Pick out each line containing the string "this".

* begin Entries shown *

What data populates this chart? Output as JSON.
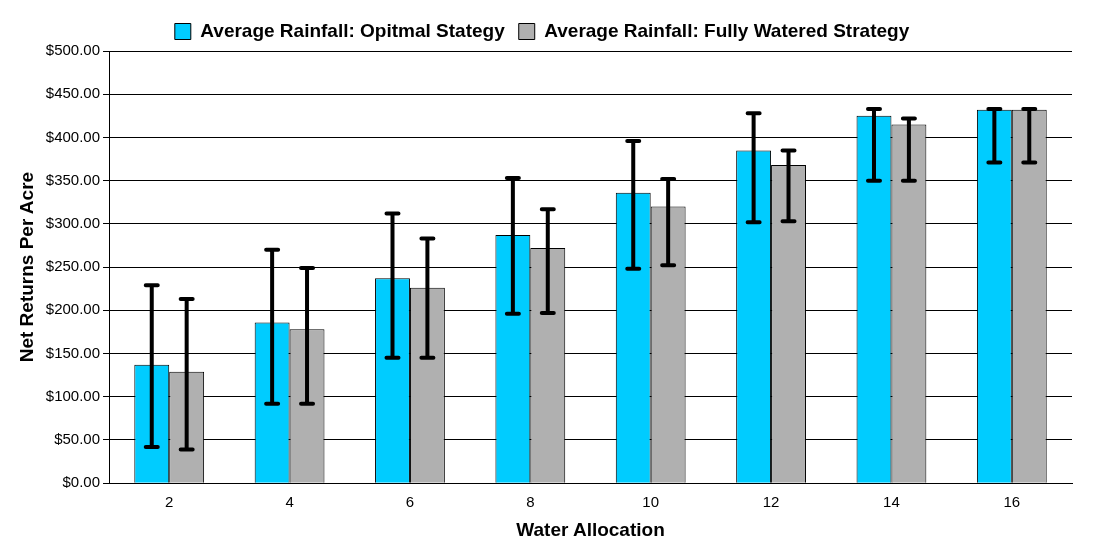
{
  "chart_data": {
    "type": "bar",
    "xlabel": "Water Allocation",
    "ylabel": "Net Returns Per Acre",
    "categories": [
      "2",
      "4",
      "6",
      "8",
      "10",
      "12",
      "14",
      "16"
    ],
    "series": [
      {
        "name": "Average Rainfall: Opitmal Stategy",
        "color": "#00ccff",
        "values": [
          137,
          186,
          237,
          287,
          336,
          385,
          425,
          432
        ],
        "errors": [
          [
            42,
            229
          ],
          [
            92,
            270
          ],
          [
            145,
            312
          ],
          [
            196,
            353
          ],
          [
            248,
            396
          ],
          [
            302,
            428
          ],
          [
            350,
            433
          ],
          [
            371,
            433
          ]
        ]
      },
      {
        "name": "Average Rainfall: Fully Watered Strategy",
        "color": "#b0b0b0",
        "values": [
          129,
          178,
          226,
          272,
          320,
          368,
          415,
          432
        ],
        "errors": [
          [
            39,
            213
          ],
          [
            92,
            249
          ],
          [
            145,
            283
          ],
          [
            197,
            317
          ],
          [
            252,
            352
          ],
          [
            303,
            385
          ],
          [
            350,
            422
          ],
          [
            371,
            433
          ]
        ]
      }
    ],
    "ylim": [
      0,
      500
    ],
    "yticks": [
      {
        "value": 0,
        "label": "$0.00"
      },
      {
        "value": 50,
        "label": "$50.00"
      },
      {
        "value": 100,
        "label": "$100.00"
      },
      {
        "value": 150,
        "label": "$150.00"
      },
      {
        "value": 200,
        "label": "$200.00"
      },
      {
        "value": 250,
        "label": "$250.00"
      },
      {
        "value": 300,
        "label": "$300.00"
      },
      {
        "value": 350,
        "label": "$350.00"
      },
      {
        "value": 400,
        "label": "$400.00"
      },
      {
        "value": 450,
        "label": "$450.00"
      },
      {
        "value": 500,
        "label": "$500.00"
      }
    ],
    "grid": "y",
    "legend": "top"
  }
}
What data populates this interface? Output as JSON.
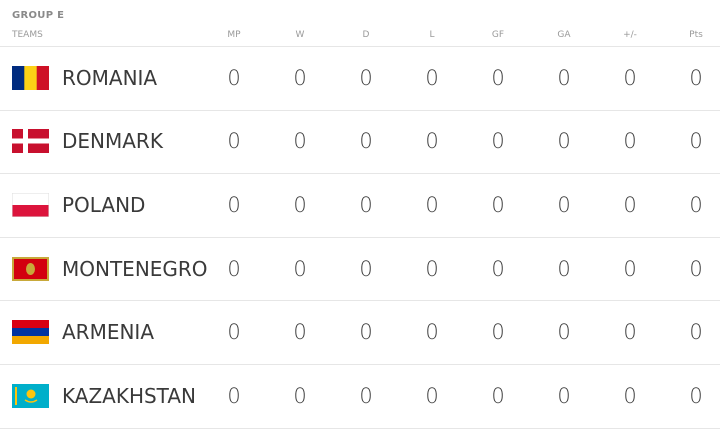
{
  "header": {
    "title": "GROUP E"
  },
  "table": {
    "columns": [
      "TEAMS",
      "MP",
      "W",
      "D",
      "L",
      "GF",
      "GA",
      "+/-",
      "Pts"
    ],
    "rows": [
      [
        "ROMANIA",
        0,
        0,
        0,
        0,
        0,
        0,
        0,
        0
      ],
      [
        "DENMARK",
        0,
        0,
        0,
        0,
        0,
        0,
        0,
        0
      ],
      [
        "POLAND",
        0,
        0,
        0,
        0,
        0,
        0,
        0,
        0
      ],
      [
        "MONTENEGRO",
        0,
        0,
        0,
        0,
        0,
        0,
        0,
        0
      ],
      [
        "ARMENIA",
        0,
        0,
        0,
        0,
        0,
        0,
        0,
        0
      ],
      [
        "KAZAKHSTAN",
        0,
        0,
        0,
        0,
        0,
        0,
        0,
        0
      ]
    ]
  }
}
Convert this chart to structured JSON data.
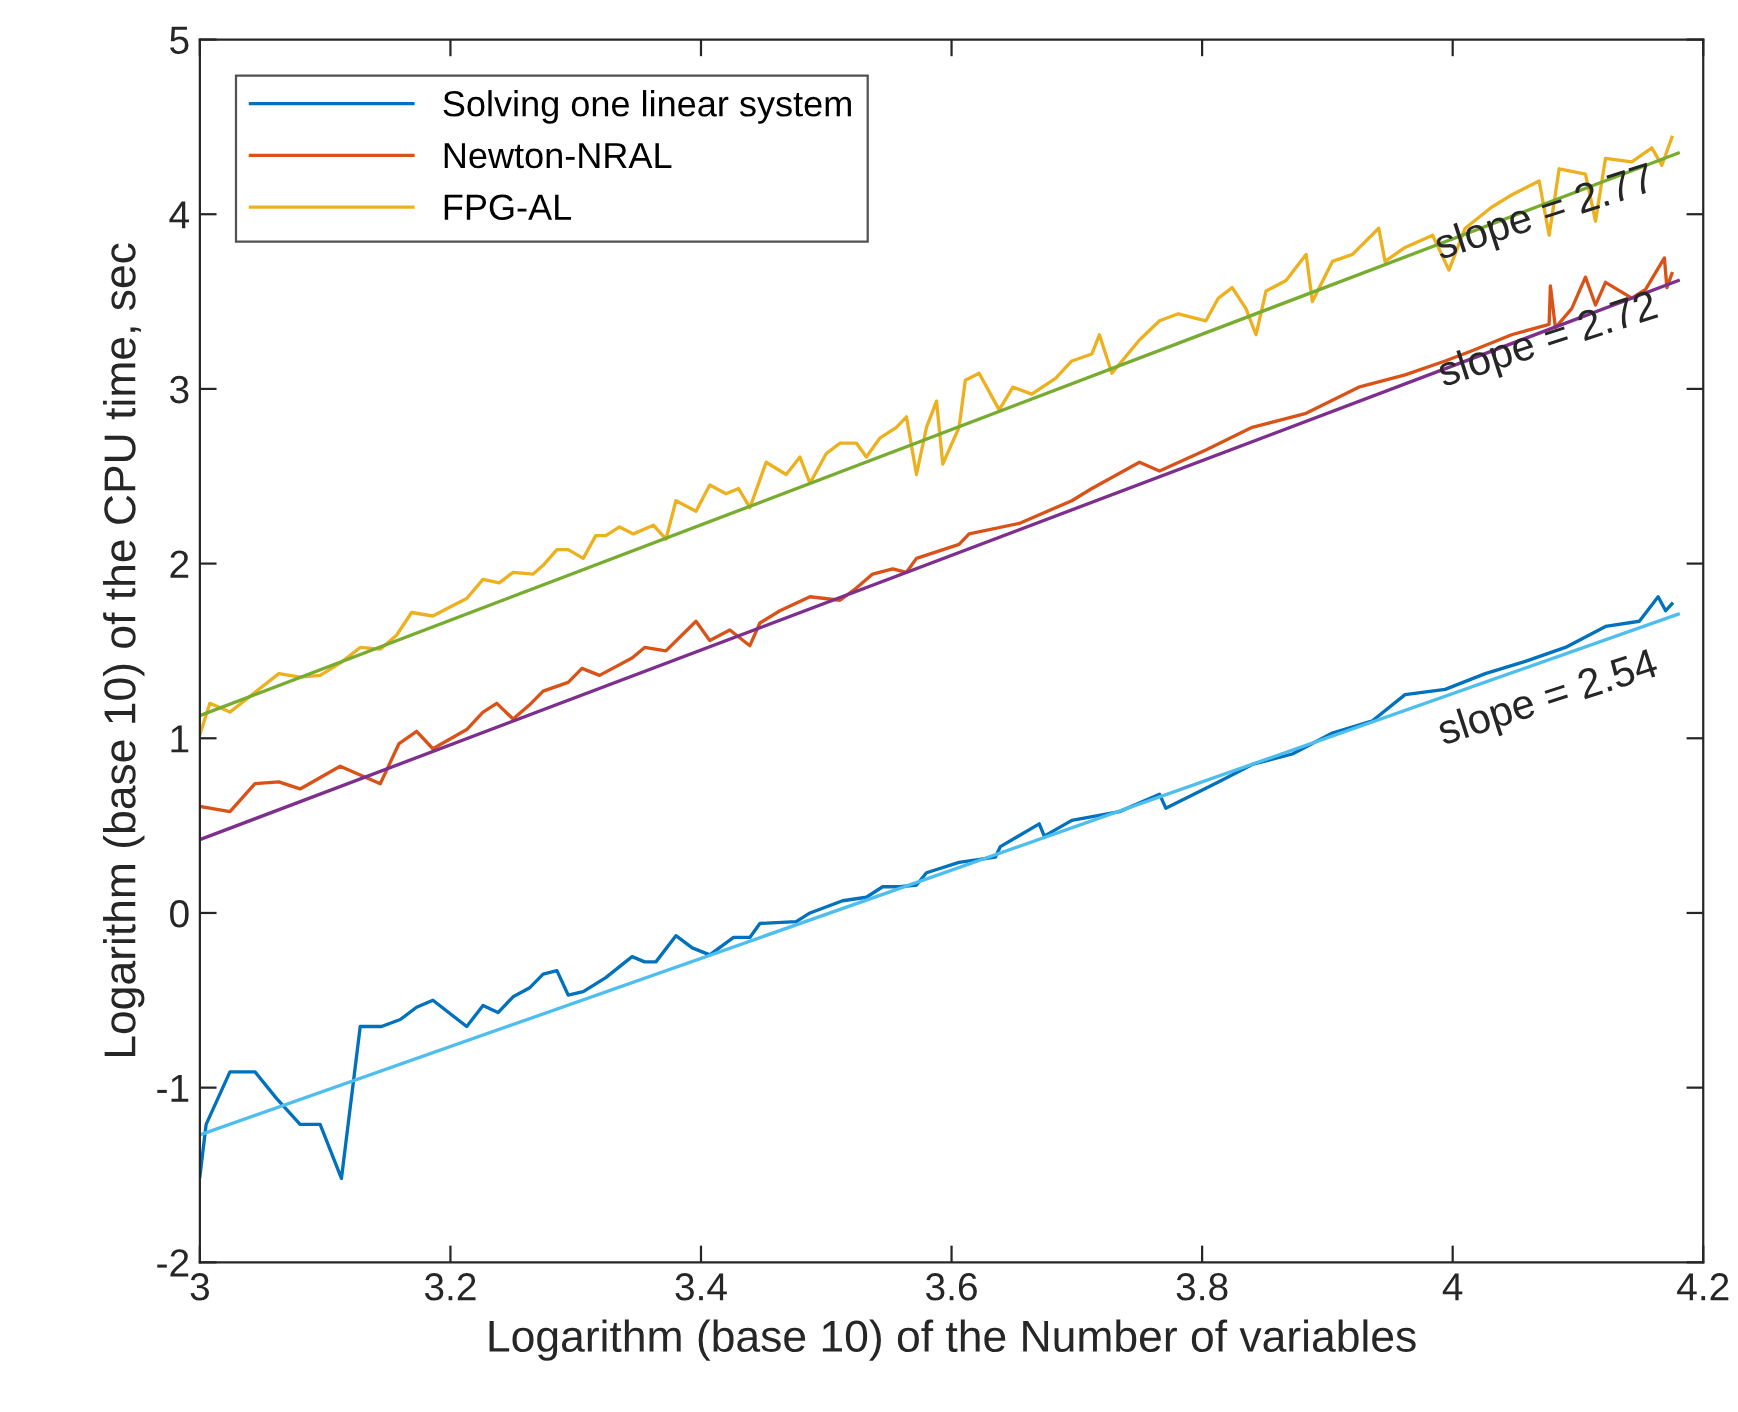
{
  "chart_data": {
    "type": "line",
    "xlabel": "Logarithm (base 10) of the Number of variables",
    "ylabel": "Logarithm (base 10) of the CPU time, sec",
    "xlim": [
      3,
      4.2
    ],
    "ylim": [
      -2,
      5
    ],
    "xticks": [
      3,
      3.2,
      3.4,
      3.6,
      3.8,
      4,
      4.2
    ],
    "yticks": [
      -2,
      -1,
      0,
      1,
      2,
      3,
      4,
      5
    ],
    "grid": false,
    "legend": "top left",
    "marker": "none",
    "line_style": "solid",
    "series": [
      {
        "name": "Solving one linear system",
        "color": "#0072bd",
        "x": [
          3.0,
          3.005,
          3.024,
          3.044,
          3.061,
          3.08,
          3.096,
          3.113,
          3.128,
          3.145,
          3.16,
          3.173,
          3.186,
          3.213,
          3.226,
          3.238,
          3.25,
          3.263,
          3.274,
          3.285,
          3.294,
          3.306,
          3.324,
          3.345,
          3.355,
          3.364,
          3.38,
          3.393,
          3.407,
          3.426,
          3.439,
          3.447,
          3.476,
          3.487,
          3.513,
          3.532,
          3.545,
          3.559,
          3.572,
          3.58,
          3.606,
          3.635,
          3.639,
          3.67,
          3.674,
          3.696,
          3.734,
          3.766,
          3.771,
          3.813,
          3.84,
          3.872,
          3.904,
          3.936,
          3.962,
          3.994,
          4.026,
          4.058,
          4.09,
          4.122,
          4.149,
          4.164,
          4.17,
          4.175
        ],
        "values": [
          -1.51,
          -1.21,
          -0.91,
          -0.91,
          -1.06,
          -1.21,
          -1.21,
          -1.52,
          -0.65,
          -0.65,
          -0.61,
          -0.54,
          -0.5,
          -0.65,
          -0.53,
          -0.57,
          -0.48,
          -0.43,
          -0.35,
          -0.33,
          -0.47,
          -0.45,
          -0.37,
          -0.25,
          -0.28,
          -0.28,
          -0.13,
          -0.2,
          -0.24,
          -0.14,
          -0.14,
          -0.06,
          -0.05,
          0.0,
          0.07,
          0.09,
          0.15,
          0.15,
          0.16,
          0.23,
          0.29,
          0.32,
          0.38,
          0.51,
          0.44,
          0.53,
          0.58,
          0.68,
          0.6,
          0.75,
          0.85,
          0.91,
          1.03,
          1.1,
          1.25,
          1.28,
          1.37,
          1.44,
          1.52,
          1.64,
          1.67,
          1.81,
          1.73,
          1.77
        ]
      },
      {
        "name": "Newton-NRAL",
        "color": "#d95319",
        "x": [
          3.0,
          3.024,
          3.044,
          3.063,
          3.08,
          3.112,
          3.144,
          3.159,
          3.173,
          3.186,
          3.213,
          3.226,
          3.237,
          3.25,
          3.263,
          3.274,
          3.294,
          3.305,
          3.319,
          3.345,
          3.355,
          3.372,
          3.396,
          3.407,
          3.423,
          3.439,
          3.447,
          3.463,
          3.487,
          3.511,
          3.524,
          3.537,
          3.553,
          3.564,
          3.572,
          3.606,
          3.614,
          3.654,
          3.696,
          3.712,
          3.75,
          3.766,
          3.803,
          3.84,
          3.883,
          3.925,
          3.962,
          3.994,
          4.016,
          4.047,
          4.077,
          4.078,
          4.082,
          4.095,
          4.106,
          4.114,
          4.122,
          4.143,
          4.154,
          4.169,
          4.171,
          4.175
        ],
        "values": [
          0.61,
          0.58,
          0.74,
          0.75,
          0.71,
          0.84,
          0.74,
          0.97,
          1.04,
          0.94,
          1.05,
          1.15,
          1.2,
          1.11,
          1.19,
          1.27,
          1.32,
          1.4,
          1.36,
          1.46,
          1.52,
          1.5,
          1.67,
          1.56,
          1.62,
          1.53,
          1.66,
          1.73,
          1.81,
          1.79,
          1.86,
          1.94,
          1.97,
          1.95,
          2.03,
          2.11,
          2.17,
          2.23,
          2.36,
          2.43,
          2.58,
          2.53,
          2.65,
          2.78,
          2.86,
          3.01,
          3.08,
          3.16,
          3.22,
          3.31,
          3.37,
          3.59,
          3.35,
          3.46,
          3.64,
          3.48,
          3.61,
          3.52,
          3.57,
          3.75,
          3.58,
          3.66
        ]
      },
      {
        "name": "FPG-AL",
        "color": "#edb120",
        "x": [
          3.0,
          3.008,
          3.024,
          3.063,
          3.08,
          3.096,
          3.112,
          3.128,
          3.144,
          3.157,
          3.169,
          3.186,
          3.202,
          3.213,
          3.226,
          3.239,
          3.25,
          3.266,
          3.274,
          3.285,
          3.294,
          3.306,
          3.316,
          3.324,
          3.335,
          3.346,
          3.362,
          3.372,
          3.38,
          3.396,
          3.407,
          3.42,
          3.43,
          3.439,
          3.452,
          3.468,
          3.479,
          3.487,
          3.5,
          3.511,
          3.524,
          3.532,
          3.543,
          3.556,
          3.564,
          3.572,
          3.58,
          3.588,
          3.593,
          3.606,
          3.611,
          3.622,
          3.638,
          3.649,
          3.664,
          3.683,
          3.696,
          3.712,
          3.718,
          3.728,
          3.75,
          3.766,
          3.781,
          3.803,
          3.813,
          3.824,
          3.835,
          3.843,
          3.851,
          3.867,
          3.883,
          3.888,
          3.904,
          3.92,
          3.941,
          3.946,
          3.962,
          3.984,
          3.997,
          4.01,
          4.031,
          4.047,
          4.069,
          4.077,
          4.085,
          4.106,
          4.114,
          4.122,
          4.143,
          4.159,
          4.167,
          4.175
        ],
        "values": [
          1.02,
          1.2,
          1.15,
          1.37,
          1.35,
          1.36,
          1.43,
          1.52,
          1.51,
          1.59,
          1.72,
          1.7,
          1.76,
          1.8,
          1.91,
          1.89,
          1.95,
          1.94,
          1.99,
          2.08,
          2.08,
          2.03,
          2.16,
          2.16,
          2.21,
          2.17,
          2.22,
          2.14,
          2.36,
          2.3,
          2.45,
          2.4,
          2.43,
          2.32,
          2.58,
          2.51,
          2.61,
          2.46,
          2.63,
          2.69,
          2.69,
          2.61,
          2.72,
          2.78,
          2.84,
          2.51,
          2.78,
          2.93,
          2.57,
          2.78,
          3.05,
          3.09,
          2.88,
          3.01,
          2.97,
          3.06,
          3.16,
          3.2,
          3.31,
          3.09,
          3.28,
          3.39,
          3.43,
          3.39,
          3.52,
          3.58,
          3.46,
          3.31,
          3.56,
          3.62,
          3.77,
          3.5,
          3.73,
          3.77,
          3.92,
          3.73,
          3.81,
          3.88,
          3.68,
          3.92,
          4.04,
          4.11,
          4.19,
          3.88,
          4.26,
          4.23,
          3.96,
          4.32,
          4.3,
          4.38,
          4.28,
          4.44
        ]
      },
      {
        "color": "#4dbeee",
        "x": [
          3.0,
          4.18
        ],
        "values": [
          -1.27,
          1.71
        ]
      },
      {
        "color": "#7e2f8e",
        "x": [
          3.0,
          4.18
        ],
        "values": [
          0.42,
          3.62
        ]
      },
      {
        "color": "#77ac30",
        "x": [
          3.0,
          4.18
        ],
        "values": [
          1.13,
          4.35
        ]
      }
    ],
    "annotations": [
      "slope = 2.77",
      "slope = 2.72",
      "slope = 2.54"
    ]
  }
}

* end Entries shown *

* [Correct response]:
What data populates this chart? Output as JSON.
What data populates this interface? Output as JSON.
Convert this chart to structured JSON data.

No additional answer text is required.